** BEGIN GIVEN INFORMATION **

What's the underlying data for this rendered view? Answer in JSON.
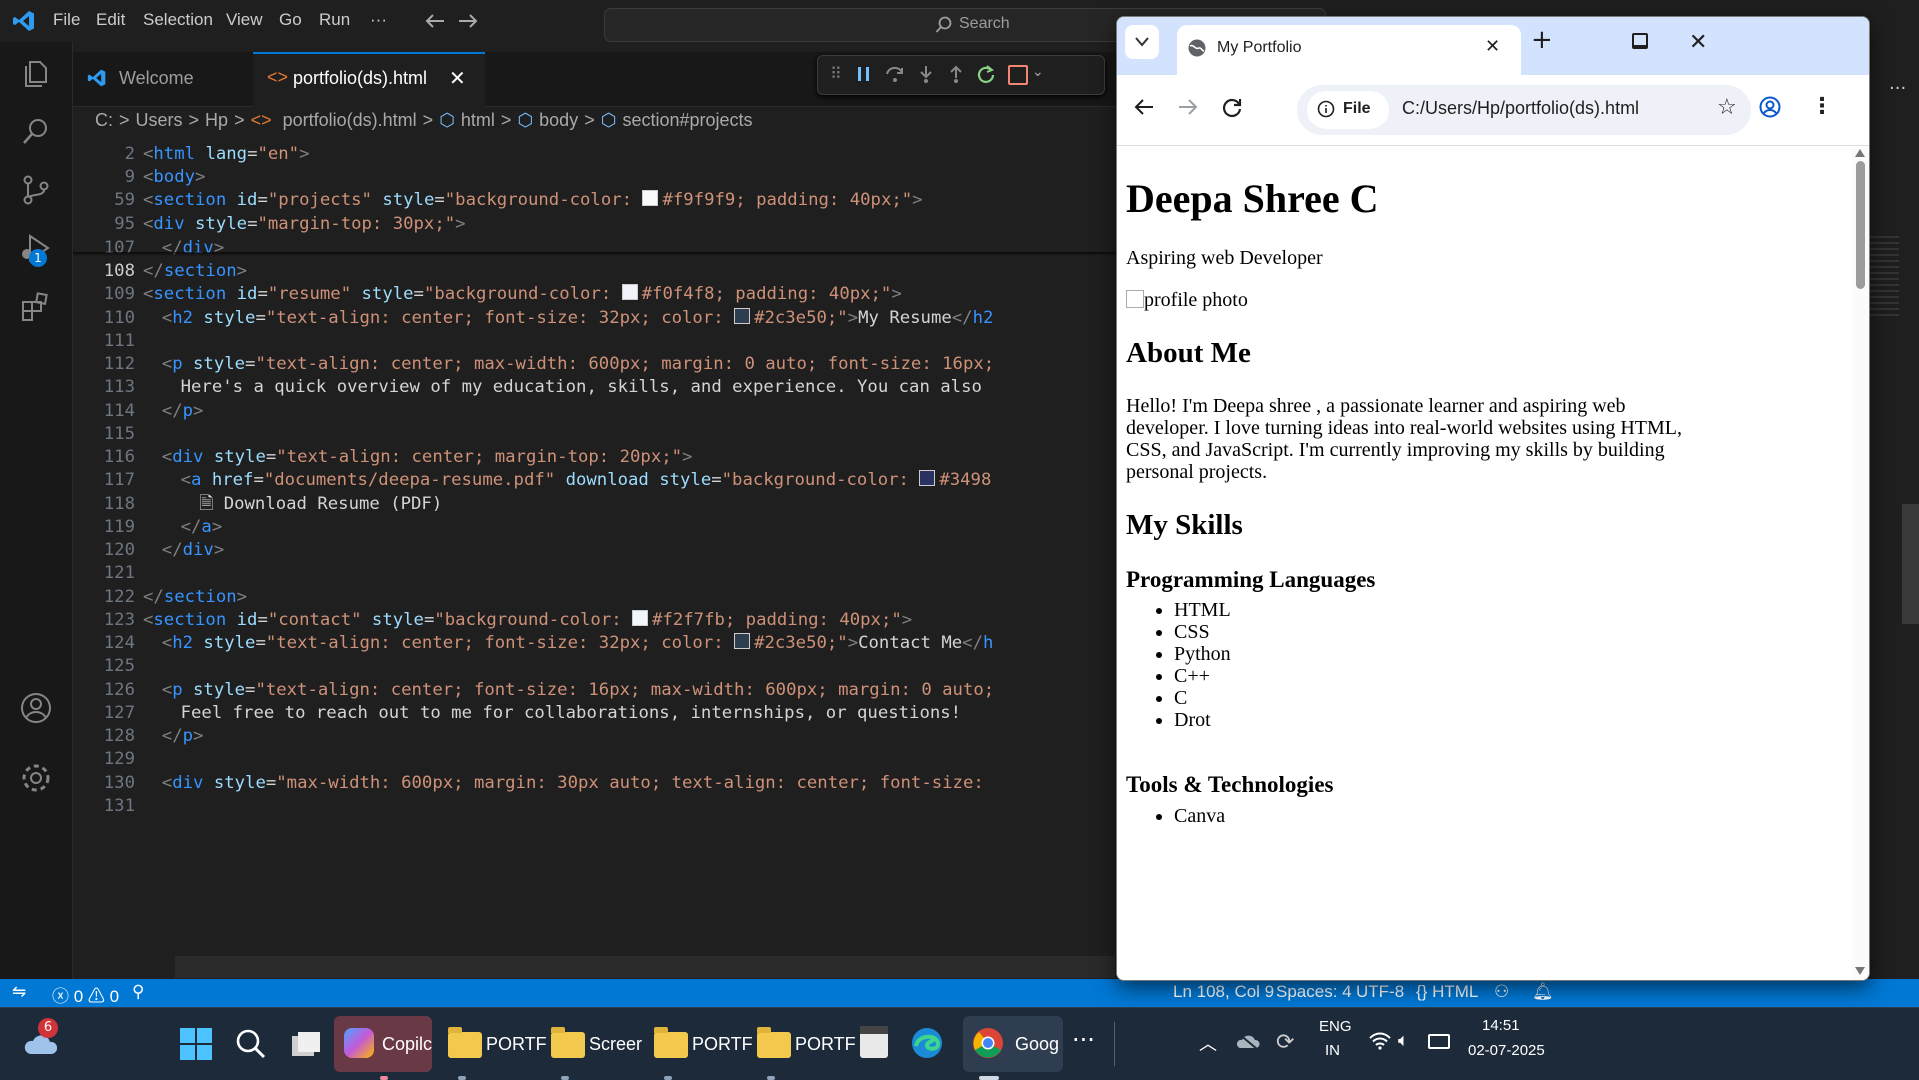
{
  "vscode": {
    "menu": [
      "File",
      "Edit",
      "Selection",
      "View",
      "Go",
      "Run",
      "···"
    ],
    "search_placeholder": "Search",
    "tabs": [
      {
        "label": "Welcome"
      },
      {
        "label": "portfolio(ds).html"
      }
    ],
    "breadcrumb": [
      "C:",
      ">",
      "Users",
      ">",
      "Hp",
      ">",
      "portfolio(ds).html",
      ">",
      "html",
      ">",
      "body",
      ">",
      "section#projects"
    ],
    "debug_badge": "1",
    "sticky_lines": [
      {
        "n": "2",
        "code": "<html lang=\"en\">"
      },
      {
        "n": "9",
        "code": "<body>"
      },
      {
        "n": "59",
        "code": "<section id=\"projects\" style=\"background-color: #f9f9f9; padding: 40px;\">"
      },
      {
        "n": "95",
        "code": "<div style=\"margin-top: 30px;\">"
      }
    ],
    "code_lines": [
      {
        "n": "107",
        "code": "  </div>"
      },
      {
        "n": "108",
        "code": "</section>"
      },
      {
        "n": "109",
        "code": "<section id=\"resume\" style=\"background-color: #f0f4f8; padding: 40px;\">"
      },
      {
        "n": "110",
        "code": "  <h2 style=\"text-align: center; font-size: 32px; color: #2c3e50;\">My Resume</h2"
      },
      {
        "n": "111",
        "code": ""
      },
      {
        "n": "112",
        "code": "  <p style=\"text-align: center; max-width: 600px; margin: 0 auto; font-size: 16px;"
      },
      {
        "n": "113",
        "code": "    Here's a quick overview of my education, skills, and experience. You can also"
      },
      {
        "n": "114",
        "code": "  </p>"
      },
      {
        "n": "115",
        "code": ""
      },
      {
        "n": "116",
        "code": "  <div style=\"text-align: center; margin-top: 20px;\">"
      },
      {
        "n": "117",
        "code": "    <a href=\"documents/deepa-resume.pdf\" download style=\"background-color: #3498"
      },
      {
        "n": "118",
        "code": "      Download Resume (PDF)"
      },
      {
        "n": "119",
        "code": "    </a>"
      },
      {
        "n": "120",
        "code": "  </div>"
      },
      {
        "n": "121",
        "code": ""
      },
      {
        "n": "122",
        "code": "</section>"
      },
      {
        "n": "123",
        "code": "<section id=\"contact\" style=\"background-color: #f2f7fb; padding: 40px;\">"
      },
      {
        "n": "124",
        "code": "  <h2 style=\"text-align: center; font-size: 32px; color: #2c3e50;\">Contact Me</h"
      },
      {
        "n": "125",
        "code": ""
      },
      {
        "n": "126",
        "code": "  <p style=\"text-align: center; font-size: 16px; max-width: 600px; margin: 0 auto;"
      },
      {
        "n": "127",
        "code": "    Feel free to reach out to me for collaborations, internships, or questions!"
      },
      {
        "n": "128",
        "code": "  </p>"
      },
      {
        "n": "129",
        "code": ""
      },
      {
        "n": "130",
        "code": "  <div style=\"max-width: 600px; margin: 30px auto; text-align: center; font-size:"
      },
      {
        "n": "131",
        "code": ""
      }
    ],
    "status": {
      "errors": "0",
      "warnings": "0",
      "ports": "0",
      "position": "Ln 108, Col 9",
      "spaces": "Spaces: 4",
      "encoding": "UTF-8",
      "language": "{} HTML"
    },
    "colors": {
      "accent": "#0078d4",
      "editor_bg": "#1f1f1f",
      "tag": "#3794ff",
      "attr": "#9cdcfe",
      "string": "#ce9178"
    }
  },
  "chrome": {
    "tab_title": "My Portfolio",
    "file_chip": "File",
    "url": "C:/Users/Hp/portfolio(ds).html",
    "page": {
      "h1": "Deepa Shree C",
      "tagline": "Aspiring web Developer",
      "img_alt": "profile photo",
      "about_heading": "About Me",
      "about_text": "Hello! I'm Deepa shree , a passionate learner and aspiring web developer. I love turning ideas into real-world websites using HTML, CSS, and JavaScript. I'm currently improving my skills by building personal projects.",
      "skills_heading": "My Skills",
      "prog_heading": "Programming Languages",
      "languages": [
        "HTML",
        "CSS",
        "Python",
        "C++",
        "C",
        "Drot"
      ],
      "tools_heading": "Tools & Technologies",
      "tools": [
        "Canva"
      ]
    }
  },
  "taskbar": {
    "weather_badge": "6",
    "apps": [
      {
        "label": "Copilc"
      },
      {
        "label": "PORTF"
      },
      {
        "label": "Screer"
      },
      {
        "label": "PORTF"
      },
      {
        "label": "PORTF"
      },
      {
        "label": "Goog"
      }
    ],
    "lang_top": "ENG",
    "lang_bottom": "IN",
    "time": "14:51",
    "date": "02-07-2025"
  }
}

** END GIVEN INFORMATION **

- _SET TASK_:
Every entry must be written out exactly, with all pictures left out.

- _RESPONSE BELOW_:
What's the underlying data for this rendered view? Answer in JSON.
{
  "vscode": {
    "menu": [
      "File",
      "Edit",
      "Selection",
      "View",
      "Go",
      "Run",
      "···"
    ],
    "search_placeholder": "Search",
    "tabs": [
      {
        "label": "Welcome"
      },
      {
        "label": "portfolio(ds).html"
      }
    ],
    "breadcrumb": [
      "C:",
      ">",
      "Users",
      ">",
      "Hp",
      ">",
      "portfolio(ds).html",
      ">",
      "html",
      ">",
      "body",
      ">",
      "section#projects"
    ],
    "debug_badge": "1",
    "sticky_lines": [
      {
        "n": "2",
        "code": "<html lang=\"en\">"
      },
      {
        "n": "9",
        "code": "<body>"
      },
      {
        "n": "59",
        "code": "<section id=\"projects\" style=\"background-color: #f9f9f9; padding: 40px;\">"
      },
      {
        "n": "95",
        "code": "<div style=\"margin-top: 30px;\">"
      }
    ],
    "code_lines": [
      {
        "n": "107",
        "code": "  </div>"
      },
      {
        "n": "108",
        "code": "</section>"
      },
      {
        "n": "109",
        "code": "<section id=\"resume\" style=\"background-color: #f0f4f8; padding: 40px;\">"
      },
      {
        "n": "110",
        "code": "  <h2 style=\"text-align: center; font-size: 32px; color: #2c3e50;\">My Resume</h2"
      },
      {
        "n": "111",
        "code": ""
      },
      {
        "n": "112",
        "code": "  <p style=\"text-align: center; max-width: 600px; margin: 0 auto; font-size: 16px;"
      },
      {
        "n": "113",
        "code": "    Here's a quick overview of my education, skills, and experience. You can also"
      },
      {
        "n": "114",
        "code": "  </p>"
      },
      {
        "n": "115",
        "code": ""
      },
      {
        "n": "116",
        "code": "  <div style=\"text-align: center; margin-top: 20px;\">"
      },
      {
        "n": "117",
        "code": "    <a href=\"documents/deepa-resume.pdf\" download style=\"background-color: #3498"
      },
      {
        "n": "118",
        "code": "      Download Resume (PDF)"
      },
      {
        "n": "119",
        "code": "    </a>"
      },
      {
        "n": "120",
        "code": "  </div>"
      },
      {
        "n": "121",
        "code": ""
      },
      {
        "n": "122",
        "code": "</section>"
      },
      {
        "n": "123",
        "code": "<section id=\"contact\" style=\"background-color: #f2f7fb; padding: 40px;\">"
      },
      {
        "n": "124",
        "code": "  <h2 style=\"text-align: center; font-size: 32px; color: #2c3e50;\">Contact Me</h"
      },
      {
        "n": "125",
        "code": ""
      },
      {
        "n": "126",
        "code": "  <p style=\"text-align: center; font-size: 16px; max-width: 600px; margin: 0 auto;"
      },
      {
        "n": "127",
        "code": "    Feel free to reach out to me for collaborations, internships, or questions!"
      },
      {
        "n": "128",
        "code": "  </p>"
      },
      {
        "n": "129",
        "code": ""
      },
      {
        "n": "130",
        "code": "  <div style=\"max-width: 600px; margin: 30px auto; text-align: center; font-size:"
      },
      {
        "n": "131",
        "code": ""
      }
    ],
    "status": {
      "errors": "0",
      "warnings": "0",
      "ports": "0",
      "position": "Ln 108, Col 9",
      "spaces": "Spaces: 4",
      "encoding": "UTF-8",
      "language": "{} HTML"
    },
    "colors": {
      "accent": "#0078d4",
      "editor_bg": "#1f1f1f",
      "tag": "#3794ff",
      "attr": "#9cdcfe",
      "string": "#ce9178"
    }
  },
  "chrome": {
    "tab_title": "My Portfolio",
    "file_chip": "File",
    "url": "C:/Users/Hp/portfolio(ds).html",
    "page": {
      "h1": "Deepa Shree C",
      "tagline": "Aspiring web Developer",
      "img_alt": "profile photo",
      "about_heading": "About Me",
      "about_text": "Hello! I'm Deepa shree , a passionate learner and aspiring web developer. I love turning ideas into real-world websites using HTML, CSS, and JavaScript. I'm currently improving my skills by building personal projects.",
      "skills_heading": "My Skills",
      "prog_heading": "Programming Languages",
      "languages": [
        "HTML",
        "CSS",
        "Python",
        "C++",
        "C",
        "Drot"
      ],
      "tools_heading": "Tools & Technologies",
      "tools": [
        "Canva"
      ]
    }
  },
  "taskbar": {
    "weather_badge": "6",
    "apps": [
      {
        "label": "Copilc"
      },
      {
        "label": "PORTF"
      },
      {
        "label": "Screer"
      },
      {
        "label": "PORTF"
      },
      {
        "label": "PORTF"
      },
      {
        "label": "Goog"
      }
    ],
    "lang_top": "ENG",
    "lang_bottom": "IN",
    "time": "14:51",
    "date": "02-07-2025"
  }
}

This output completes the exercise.